▶ **Document**
###
[tex-hyphen] Names of files in OFFO

Claudio Beccari claudio.beccari at gmail.com
Sat Mar 12 22:36:14 CET 2016


OK. You say you drove me where you wanted. I am glad you did, but at the 
same time I am glad that the hyphenation problem has been cleared out 
and the two sets of hyphenation patterns are so different that they 
cannot be mergend in one file. What are their names is completely 
indifferent to me, except for what concerns maintainance since when I 
upload upgrades I have to know how to call them.

Claudio



On 12/03/2016 21:51, Arthur Reutenauer wrote:
> On Sat, Mar 12, 2016 at 01:24:51PM +0100, Claudio Beccari wrote:
>> Well, the linguistic differences are minimal as well as the differences
>> beween American and British are minimal
>    Hurrah!  I got you exactly where I wanted.  Maieutics works after all :-)
>
>    What you just replied to are of course the exact words of the email I sent on
> Thursday evening, up to a "that", an "and", and a comma.  You reacted quite
> strongly to that, and I'm sorry that I offended you, that wasn't my intention.
> I'm also sorry that I seemed to ignore many of the interesting comments you
> made in the emails you sent in the mean time, but I had to stay focused and
> drive my point home.  I'll now come back to them.
>
>    On Thursday evening I was trying to point out that there were several layers
> in the way Latin is currently supported in TeX, and you're absolutely right
> that there is a similar situation for English, except that for English it's
> even more complicated.  I'll try to explain the situation in reply to Barbara's
> email, but for the time being I have to stick to Latin, there is already a lot
> to say.
###
▶ **Records of where elements appear**
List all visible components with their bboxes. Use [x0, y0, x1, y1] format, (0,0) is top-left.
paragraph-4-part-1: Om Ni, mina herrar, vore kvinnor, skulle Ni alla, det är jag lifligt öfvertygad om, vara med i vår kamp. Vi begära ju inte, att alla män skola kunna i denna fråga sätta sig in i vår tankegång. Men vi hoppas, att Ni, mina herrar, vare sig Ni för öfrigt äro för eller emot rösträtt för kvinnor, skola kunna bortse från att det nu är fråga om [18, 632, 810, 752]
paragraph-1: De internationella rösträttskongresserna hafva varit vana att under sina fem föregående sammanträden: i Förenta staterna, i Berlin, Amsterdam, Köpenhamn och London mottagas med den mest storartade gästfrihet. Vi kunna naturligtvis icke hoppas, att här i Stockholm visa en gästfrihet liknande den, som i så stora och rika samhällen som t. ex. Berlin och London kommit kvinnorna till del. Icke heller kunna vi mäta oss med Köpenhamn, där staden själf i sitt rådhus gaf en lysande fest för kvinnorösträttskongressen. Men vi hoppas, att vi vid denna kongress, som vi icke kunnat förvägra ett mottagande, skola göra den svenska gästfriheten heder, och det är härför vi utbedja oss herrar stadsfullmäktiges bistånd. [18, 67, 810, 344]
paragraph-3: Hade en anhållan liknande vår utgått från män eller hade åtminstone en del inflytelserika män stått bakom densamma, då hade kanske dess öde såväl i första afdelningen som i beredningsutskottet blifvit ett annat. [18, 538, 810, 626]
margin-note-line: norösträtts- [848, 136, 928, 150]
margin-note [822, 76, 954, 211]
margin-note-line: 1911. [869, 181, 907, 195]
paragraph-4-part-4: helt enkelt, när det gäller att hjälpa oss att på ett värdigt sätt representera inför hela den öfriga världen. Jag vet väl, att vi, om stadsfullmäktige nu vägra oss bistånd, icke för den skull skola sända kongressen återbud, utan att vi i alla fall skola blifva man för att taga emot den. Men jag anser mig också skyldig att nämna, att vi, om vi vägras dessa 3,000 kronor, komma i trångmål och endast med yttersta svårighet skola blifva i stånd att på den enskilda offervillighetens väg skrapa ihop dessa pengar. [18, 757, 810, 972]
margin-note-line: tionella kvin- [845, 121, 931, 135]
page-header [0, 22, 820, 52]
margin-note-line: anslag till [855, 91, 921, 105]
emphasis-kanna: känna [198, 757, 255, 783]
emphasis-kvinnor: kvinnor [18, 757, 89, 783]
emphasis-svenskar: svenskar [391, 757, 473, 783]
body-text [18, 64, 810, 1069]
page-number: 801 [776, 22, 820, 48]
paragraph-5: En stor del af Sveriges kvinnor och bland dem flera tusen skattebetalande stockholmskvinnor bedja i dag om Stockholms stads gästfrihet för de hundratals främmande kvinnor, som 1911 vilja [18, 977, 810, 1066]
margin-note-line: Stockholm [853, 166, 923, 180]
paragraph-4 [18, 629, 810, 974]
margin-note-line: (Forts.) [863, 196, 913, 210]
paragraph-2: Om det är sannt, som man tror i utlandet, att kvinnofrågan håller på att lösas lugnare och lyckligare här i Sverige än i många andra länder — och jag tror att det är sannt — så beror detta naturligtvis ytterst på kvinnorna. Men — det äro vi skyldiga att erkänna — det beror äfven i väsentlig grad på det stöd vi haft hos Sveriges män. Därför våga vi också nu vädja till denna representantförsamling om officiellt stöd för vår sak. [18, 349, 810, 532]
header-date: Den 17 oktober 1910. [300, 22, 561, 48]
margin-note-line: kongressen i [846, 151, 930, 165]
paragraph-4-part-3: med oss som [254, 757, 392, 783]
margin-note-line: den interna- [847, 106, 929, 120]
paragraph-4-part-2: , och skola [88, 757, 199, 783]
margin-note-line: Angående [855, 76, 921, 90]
###
▶ **Required task**
Rewrite the paragraph of the email that begins "On Thursday evening I was trying" as a short bulleted list that keeps its main points.

▶ **Solution to this problem**
- On Thursday evening, Arthur Reutenauer was trying to show that Latin support in TeX currently has several layers.
- Claudio Beccari is right that English is in a similar situation, though English is even more complicated.
- Reutenauer will try to explain the English situation in a reply to Barbara's email.
- For now, Reutenauer has to stick to Latin, which already gives a lot to say.